WORK INSTRUCTIONS>
Look through the data and write out every line with the word "JSON" in it.

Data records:
------------------------------
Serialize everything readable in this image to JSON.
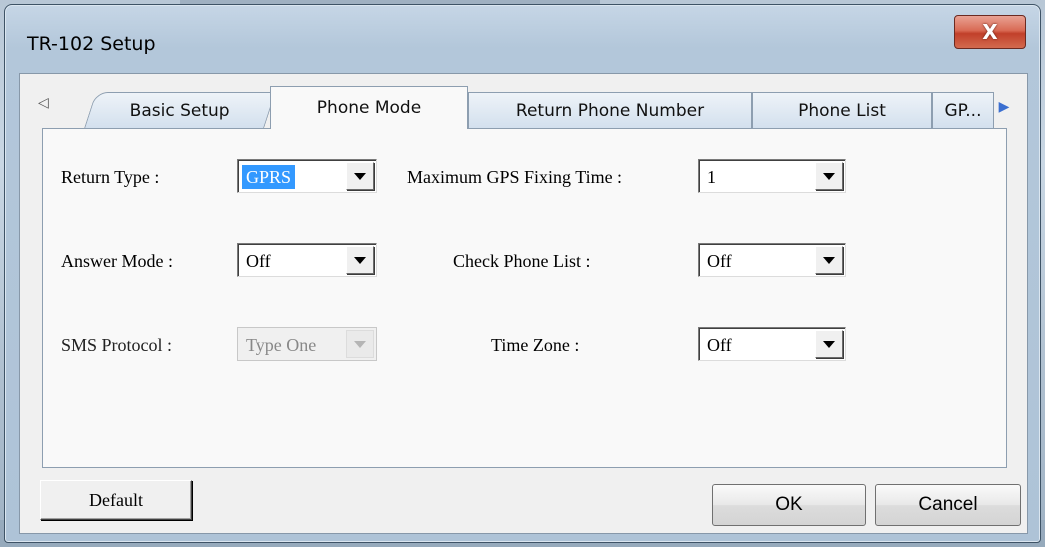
{
  "window": {
    "title": "TR-102 Setup",
    "close_glyph": "X"
  },
  "tabs": {
    "scroll_left_icon": "◁",
    "scroll_right_icon": "▶",
    "items": [
      {
        "label": "Basic Setup"
      },
      {
        "label": "Phone Mode"
      },
      {
        "label": "Return Phone Number"
      },
      {
        "label": "Phone List"
      },
      {
        "label": "GP..."
      }
    ],
    "active_index": 1
  },
  "form": {
    "return_type": {
      "label": "Return Type :",
      "value": "GPRS"
    },
    "answer_mode": {
      "label": "Answer Mode :",
      "value": "Off"
    },
    "sms_protocol": {
      "label": "SMS Protocol :",
      "value": "Type One",
      "disabled": true
    },
    "max_gps_fixing_time": {
      "label": "Maximum GPS Fixing Time :",
      "value": "1"
    },
    "check_phone_list": {
      "label": "Check Phone List :",
      "value": "Off"
    },
    "time_zone": {
      "label": "Time Zone :",
      "value": "Off"
    }
  },
  "buttons": {
    "default_label": "Default",
    "ok_label": "OK",
    "cancel_label": "Cancel"
  },
  "colors": {
    "selection": "#3399ff",
    "close_button": "#c1402a",
    "panel": "#f9f9f9"
  }
}
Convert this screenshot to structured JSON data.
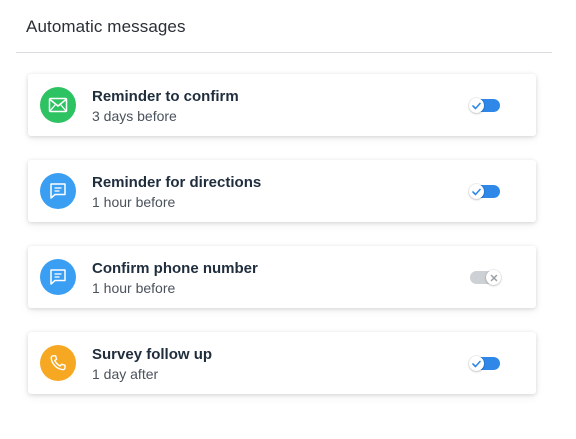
{
  "header": {
    "title": "Automatic messages"
  },
  "colors": {
    "green": "#2dc262",
    "blue": "#3a9ef3",
    "orange": "#f7a823",
    "toggle_on": "#2f88e8",
    "toggle_off": "#cdd0d4"
  },
  "messages": [
    {
      "title": "Reminder to confirm",
      "subtitle": "3 days before",
      "icon": "envelope-icon",
      "icon_color": "#2dc262",
      "enabled": true
    },
    {
      "title": "Reminder for directions",
      "subtitle": "1 hour before",
      "icon": "chat-bubble-icon",
      "icon_color": "#3a9ef3",
      "enabled": true
    },
    {
      "title": "Confirm phone number",
      "subtitle": "1 hour before",
      "icon": "chat-bubble-icon",
      "icon_color": "#3a9ef3",
      "enabled": false
    },
    {
      "title": "Survey follow up",
      "subtitle": "1 day after",
      "icon": "phone-icon",
      "icon_color": "#f7a823",
      "enabled": true
    }
  ]
}
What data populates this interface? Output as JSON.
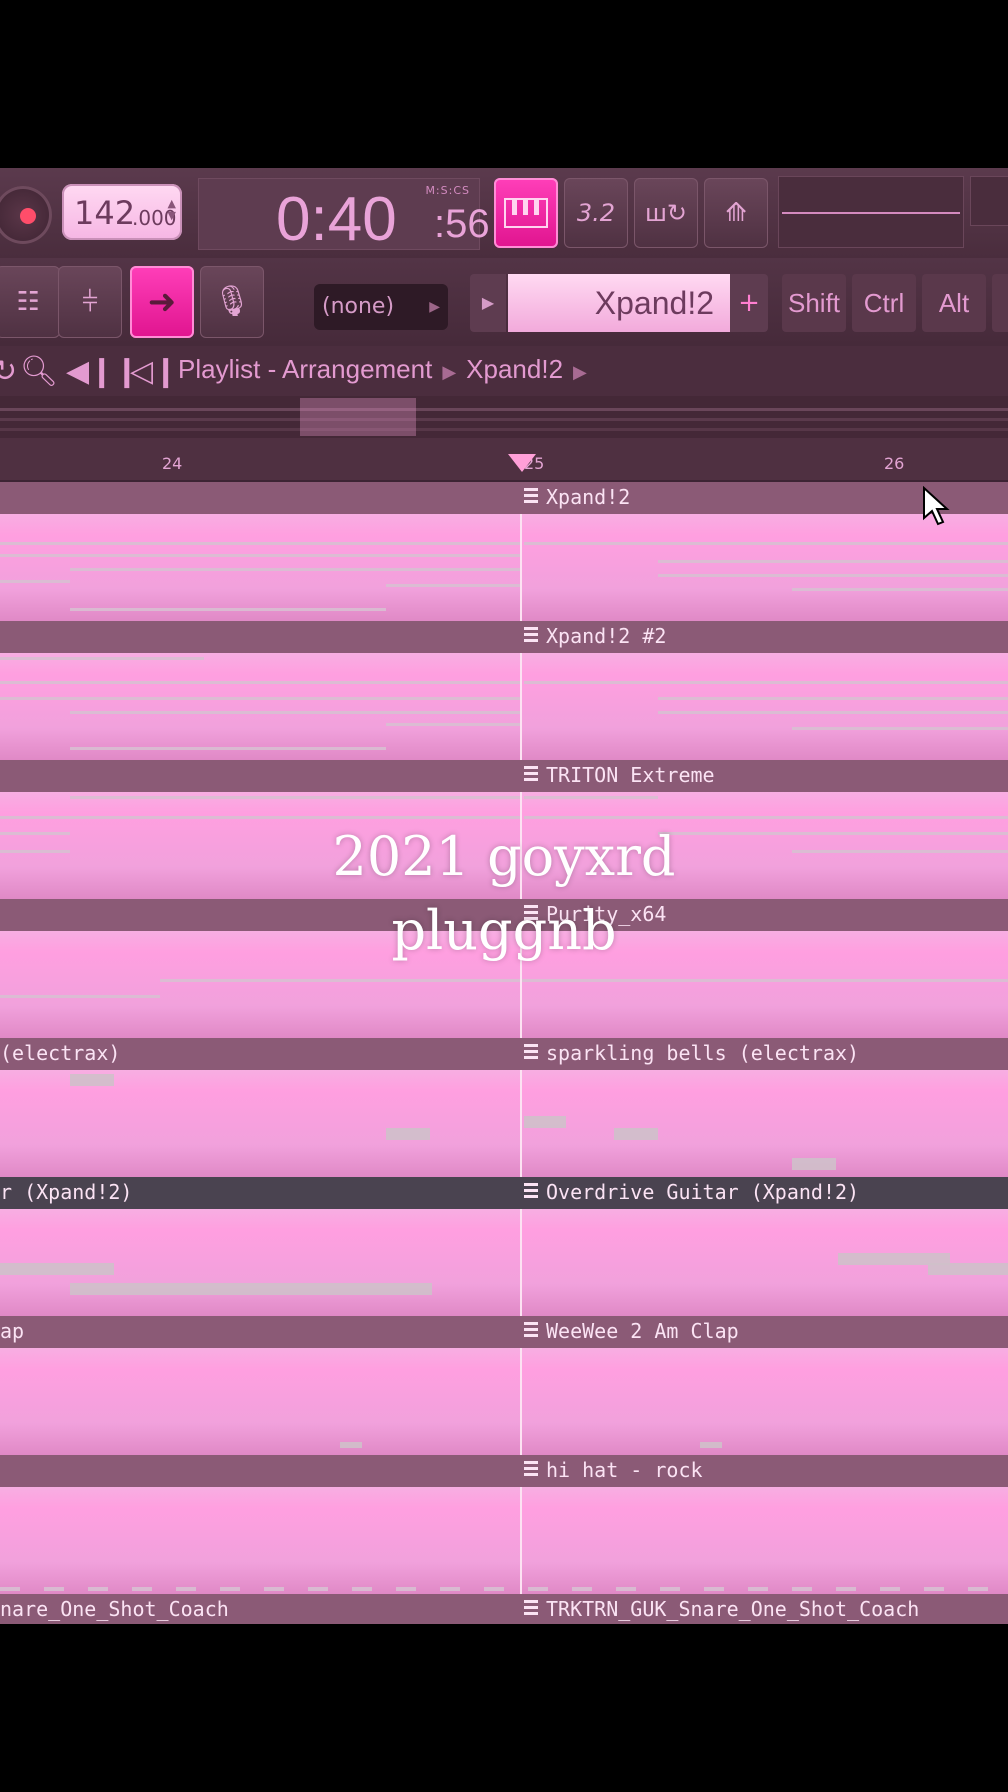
{
  "transport": {
    "tempo_int": "142",
    "tempo_dec": ".000",
    "time_main": "0:40",
    "time_cs": ":56",
    "time_format": "M:S:CS"
  },
  "toolbar": {
    "snap_label": "3.2",
    "pattern_select": "(none)",
    "channel_name": "Xpand!2",
    "keys": [
      "Shift",
      "Ctrl",
      "Alt"
    ]
  },
  "playlist": {
    "title": "Playlist - Arrangement",
    "current": "Xpand!2"
  },
  "ruler": {
    "bars": [
      "24",
      "25",
      "26"
    ]
  },
  "tracks": [
    {
      "left_label": "",
      "right_label": "Xpand!2"
    },
    {
      "left_label": "",
      "right_label": "Xpand!2 #2"
    },
    {
      "left_label": "",
      "right_label": "TRITON Extreme"
    },
    {
      "left_label": "",
      "right_label": "Purity_x64"
    },
    {
      "left_label": "(electrax)",
      "right_label": "sparkling bells (electrax)"
    },
    {
      "left_label": "r (Xpand!2)",
      "right_label": "Overdrive Guitar (Xpand!2)"
    },
    {
      "left_label": "ap",
      "right_label": "WeeWee 2 Am Clap"
    },
    {
      "left_label": "",
      "right_label": "hi hat - rock"
    },
    {
      "left_label": "nare_One_Shot_Coach",
      "right_label": "TRKTRN_GUK_Snare_One_Shot_Coach"
    }
  ],
  "watermark": {
    "line1": "2021 goyxrd",
    "line2": "pluggnb"
  },
  "colors": {
    "accent": "#ff3fb9",
    "clip": "#f7aee2",
    "header": "#8b5a76"
  }
}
------------------------------
SOLUTION FOR THIS PROBLEM>
Serialize everything readable in this image to JSON.
Convert this screenshot to structured JSON data.
What data populates this interface? Output as JSON.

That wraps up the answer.